Dataset rows
# # # # # # #

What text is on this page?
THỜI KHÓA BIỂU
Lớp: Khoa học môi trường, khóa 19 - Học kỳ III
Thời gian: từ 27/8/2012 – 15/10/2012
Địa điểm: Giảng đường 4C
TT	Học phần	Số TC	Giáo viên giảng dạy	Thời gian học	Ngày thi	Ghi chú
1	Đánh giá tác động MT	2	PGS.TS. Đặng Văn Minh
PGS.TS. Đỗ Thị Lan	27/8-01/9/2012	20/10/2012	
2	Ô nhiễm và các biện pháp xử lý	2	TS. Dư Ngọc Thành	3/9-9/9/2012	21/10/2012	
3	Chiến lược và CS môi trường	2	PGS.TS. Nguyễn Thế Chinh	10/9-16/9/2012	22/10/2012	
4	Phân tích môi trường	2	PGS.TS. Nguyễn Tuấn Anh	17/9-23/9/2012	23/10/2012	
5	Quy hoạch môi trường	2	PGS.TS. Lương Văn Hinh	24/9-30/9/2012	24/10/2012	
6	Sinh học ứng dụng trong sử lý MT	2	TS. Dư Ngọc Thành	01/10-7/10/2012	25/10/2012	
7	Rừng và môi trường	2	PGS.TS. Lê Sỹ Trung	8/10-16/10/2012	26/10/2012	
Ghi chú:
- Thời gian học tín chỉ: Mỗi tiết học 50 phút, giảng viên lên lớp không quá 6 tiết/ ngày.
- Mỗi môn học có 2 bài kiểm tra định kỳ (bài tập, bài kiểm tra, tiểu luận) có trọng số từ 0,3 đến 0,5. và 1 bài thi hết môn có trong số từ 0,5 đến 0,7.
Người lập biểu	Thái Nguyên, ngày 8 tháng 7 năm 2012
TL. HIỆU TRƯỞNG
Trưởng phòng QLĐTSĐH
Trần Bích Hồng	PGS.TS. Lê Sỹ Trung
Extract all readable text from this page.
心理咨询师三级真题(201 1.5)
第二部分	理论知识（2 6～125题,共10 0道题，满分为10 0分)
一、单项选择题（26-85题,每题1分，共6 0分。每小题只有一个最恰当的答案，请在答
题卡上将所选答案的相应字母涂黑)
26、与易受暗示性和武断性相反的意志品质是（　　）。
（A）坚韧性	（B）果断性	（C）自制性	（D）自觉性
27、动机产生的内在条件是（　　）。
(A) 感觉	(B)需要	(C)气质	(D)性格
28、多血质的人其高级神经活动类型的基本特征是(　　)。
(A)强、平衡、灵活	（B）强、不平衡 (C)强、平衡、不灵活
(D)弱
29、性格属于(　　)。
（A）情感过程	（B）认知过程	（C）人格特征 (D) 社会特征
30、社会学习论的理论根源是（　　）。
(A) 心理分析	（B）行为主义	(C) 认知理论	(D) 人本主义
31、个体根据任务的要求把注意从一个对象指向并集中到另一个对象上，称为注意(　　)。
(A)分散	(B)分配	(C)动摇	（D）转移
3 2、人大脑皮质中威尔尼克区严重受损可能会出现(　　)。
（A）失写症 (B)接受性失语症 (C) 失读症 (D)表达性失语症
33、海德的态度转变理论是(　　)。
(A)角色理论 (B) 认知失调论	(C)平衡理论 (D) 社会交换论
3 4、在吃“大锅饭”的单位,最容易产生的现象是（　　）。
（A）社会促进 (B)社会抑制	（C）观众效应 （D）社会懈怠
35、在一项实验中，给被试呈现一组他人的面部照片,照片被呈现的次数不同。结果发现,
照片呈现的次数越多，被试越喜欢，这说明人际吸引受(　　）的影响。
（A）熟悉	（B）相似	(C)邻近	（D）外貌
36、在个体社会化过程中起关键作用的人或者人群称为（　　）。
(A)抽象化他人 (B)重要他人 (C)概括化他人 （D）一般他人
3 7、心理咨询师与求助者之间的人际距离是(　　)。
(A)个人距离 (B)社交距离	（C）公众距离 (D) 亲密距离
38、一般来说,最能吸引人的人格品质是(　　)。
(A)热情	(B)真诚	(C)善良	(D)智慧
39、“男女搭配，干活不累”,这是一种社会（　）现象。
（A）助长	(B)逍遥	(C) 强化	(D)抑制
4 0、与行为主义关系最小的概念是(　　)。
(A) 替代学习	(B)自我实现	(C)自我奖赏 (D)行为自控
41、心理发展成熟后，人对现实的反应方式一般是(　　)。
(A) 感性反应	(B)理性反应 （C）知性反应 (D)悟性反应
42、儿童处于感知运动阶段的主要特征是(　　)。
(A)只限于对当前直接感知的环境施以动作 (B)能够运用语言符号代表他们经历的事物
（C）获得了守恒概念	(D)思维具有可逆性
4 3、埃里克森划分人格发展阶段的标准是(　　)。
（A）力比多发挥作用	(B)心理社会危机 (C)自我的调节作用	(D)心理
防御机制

# # # # # # #

• What is required
List every line above that holds the word "this".

• Reply to the exercise
What text is on this page?
Extract all readable text from this page.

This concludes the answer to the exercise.